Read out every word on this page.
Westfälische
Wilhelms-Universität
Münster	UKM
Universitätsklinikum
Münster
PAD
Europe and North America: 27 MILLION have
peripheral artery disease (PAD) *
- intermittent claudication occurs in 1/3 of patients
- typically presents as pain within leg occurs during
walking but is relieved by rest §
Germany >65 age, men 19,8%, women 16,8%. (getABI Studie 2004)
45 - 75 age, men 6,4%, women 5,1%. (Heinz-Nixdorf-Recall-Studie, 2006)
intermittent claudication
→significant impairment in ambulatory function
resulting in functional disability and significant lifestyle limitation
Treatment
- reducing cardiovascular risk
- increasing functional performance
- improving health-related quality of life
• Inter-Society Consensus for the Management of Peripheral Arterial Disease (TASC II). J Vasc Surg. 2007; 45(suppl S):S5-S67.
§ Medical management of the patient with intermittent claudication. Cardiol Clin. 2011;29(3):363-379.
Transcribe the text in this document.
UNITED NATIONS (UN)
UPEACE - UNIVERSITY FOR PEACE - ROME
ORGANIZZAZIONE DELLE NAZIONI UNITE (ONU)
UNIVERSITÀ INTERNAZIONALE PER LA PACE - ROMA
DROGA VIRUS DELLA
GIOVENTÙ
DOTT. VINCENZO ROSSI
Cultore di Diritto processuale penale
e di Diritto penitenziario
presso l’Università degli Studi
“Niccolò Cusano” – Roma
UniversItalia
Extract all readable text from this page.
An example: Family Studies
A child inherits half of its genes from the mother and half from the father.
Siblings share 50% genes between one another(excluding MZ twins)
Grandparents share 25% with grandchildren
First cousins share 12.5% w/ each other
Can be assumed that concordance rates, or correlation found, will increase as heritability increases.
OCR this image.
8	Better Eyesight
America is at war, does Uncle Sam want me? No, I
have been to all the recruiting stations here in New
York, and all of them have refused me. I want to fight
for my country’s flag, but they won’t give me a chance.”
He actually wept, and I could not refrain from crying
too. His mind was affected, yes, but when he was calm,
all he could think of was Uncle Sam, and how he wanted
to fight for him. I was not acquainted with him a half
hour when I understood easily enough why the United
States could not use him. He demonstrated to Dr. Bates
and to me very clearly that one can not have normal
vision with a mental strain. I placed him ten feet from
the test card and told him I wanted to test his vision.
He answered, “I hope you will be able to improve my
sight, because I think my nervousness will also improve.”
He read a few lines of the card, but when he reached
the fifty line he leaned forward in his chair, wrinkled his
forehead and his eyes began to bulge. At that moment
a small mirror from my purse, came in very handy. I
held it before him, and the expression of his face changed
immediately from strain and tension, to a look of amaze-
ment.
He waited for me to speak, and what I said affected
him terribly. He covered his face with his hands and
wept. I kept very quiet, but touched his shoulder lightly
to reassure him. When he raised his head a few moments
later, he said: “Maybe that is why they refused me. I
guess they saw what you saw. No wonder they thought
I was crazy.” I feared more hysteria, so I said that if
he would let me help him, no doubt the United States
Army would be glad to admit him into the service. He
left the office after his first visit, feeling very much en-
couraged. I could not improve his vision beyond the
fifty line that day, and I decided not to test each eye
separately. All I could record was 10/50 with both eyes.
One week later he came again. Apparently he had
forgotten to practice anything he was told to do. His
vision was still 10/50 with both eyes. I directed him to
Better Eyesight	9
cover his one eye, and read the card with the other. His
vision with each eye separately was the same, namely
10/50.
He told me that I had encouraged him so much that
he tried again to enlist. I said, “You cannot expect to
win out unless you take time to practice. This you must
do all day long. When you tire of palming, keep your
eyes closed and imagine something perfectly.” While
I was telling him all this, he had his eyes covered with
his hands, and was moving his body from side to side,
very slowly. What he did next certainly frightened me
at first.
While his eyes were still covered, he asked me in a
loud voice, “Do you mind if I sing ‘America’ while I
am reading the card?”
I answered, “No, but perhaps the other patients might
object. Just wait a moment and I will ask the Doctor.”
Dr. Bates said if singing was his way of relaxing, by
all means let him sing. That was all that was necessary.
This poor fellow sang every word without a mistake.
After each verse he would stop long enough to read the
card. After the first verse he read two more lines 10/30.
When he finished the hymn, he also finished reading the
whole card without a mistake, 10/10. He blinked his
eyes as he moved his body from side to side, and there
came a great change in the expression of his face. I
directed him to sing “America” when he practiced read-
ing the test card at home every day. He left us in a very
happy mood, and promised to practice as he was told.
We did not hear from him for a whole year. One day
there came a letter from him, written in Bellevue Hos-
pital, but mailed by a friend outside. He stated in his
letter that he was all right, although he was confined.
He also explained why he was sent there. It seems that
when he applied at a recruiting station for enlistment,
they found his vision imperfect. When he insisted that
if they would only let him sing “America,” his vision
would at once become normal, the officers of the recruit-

=== AIM OF THE EXERCISE ===
Please output each entry above exactly, leaving nothing out.

=== RESULT OF THIS EXERCISE ===
Read out every word on this page.
Westfälische
Wilhelms-Universität
Münster	UKM
Universitätsklinikum
Münster
PAD
Europe and North America: 27 MILLION have
peripheral artery disease (PAD) *
- intermittent claudication occurs in 1/3 of patients
- typically presents as pain within leg occurs during
walking but is relieved by rest §
Germany >65 age, men 19,8%, women 16,8%. (getABI Studie 2004)
45 - 75 age, men 6,4%, women 5,1%. (Heinz-Nixdorf-Recall-Studie, 2006)
intermittent claudication
→significant impairment in ambulatory function
resulting in functional disability and significant lifestyle limitation
Treatment
- reducing cardiovascular risk
- increasing functional performance
- improving health-related quality of life
• Inter-Society Consensus for the Management of Peripheral Arterial Disease (TASC II). J Vasc Surg. 2007; 45(suppl S):S5-S67.
§ Medical management of the patient with intermittent claudication. Cardiol Clin. 2011;29(3):363-379.
Transcribe the text in this document.
UNITED NATIONS (UN)
UPEACE - UNIVERSITY FOR PEACE - ROME
ORGANIZZAZIONE DELLE NAZIONI UNITE (ONU)
UNIVERSITÀ INTERNAZIONALE PER LA PACE - ROMA
DROGA VIRUS DELLA
GIOVENTÙ
DOTT. VINCENZO ROSSI
Cultore di Diritto processuale penale
e di Diritto penitenziario
presso l’Università degli Studi
“Niccolò Cusano” – Roma
UniversItalia
Extract all readable text from this page.
An example: Family Studies
A child inherits half of its genes from the mother and half from the father.
Siblings share 50% genes between one another(excluding MZ twins)
Grandparents share 25% with grandchildren
First cousins share 12.5% w/ each other
Can be assumed that concordance rates, or correlation found, will increase as heritability increases.
OCR this image.
8	Better Eyesight
America is at war, does Uncle Sam want me? No, I
have been to all the recruiting stations here in New
York, and all of them have refused me. I want to fight
for my country’s flag, but they won’t give me a chance.”
He actually wept, and I could not refrain from crying
too. His mind was affected, yes, but when he was calm,
all he could think of was Uncle Sam, and how he wanted
to fight for him. I was not acquainted with him a half
hour when I understood easily enough why the United
States could not use him. He demonstrated to Dr. Bates
and to me very clearly that one can not have normal
vision with a mental strain. I placed him ten feet from
the test card and told him I wanted to test his vision.
He answered, “I hope you will be able to improve my
sight, because I think my nervousness will also improve.”
He read a few lines of the card, but when he reached
the fifty line he leaned forward in his chair, wrinkled his
forehead and his eyes began to bulge. At that moment
a small mirror from my purse, came in very handy. I
held it before him, and the expression of his face changed
immediately from strain and tension, to a look of amaze-
ment.
He waited for me to speak, and what I said affected
him terribly. He covered his face with his hands and
wept. I kept very quiet, but touched his shoulder lightly
to reassure him. When he raised his head a few moments
later, he said: “Maybe that is why they refused me. I
guess they saw what you saw. No wonder they thought
I was crazy.” I feared more hysteria, so I said that if
he would let me help him, no doubt the United States
Army would be glad to admit him into the service. He
left the office after his first visit, feeling very much en-
couraged. I could not improve his vision beyond the
fifty line that day, and I decided not to test each eye
separately. All I could record was 10/50 with both eyes.
One week later he came again. Apparently he had
forgotten to practice anything he was told to do. His
vision was still 10/50 with both eyes. I directed him to
Better Eyesight	9
cover his one eye, and read the card with the other. His
vision with each eye separately was the same, namely
10/50.
He told me that I had encouraged him so much that
he tried again to enlist. I said, “You cannot expect to
win out unless you take time to practice. This you must
do all day long. When you tire of palming, keep your
eyes closed and imagine something perfectly.” While
I was telling him all this, he had his eyes covered with
his hands, and was moving his body from side to side,
very slowly. What he did next certainly frightened me
at first.
While his eyes were still covered, he asked me in a
loud voice, “Do you mind if I sing ‘America’ while I
am reading the card?”
I answered, “No, but perhaps the other patients might
object. Just wait a moment and I will ask the Doctor.”
Dr. Bates said if singing was his way of relaxing, by
all means let him sing. That was all that was necessary.
This poor fellow sang every word without a mistake.
After each verse he would stop long enough to read the
card. After the first verse he read two more lines 10/30.
When he finished the hymn, he also finished reading the
whole card without a mistake, 10/10. He blinked his
eyes as he moved his body from side to side, and there
came a great change in the expression of his face. I
directed him to sing “America” when he practiced read-
ing the test card at home every day. He left us in a very
happy mood, and promised to practice as he was told.
We did not hear from him for a whole year. One day
there came a letter from him, written in Bellevue Hos-
pital, but mailed by a friend outside. He stated in his
letter that he was all right, although he was confined.
He also explained why he was sent there. It seems that
when he applied at a recruiting station for enlistment,
they found his vision imperfect. When he insisted that
if they would only let him sing “America,” his vision
would at once become normal, the officers of the recruit-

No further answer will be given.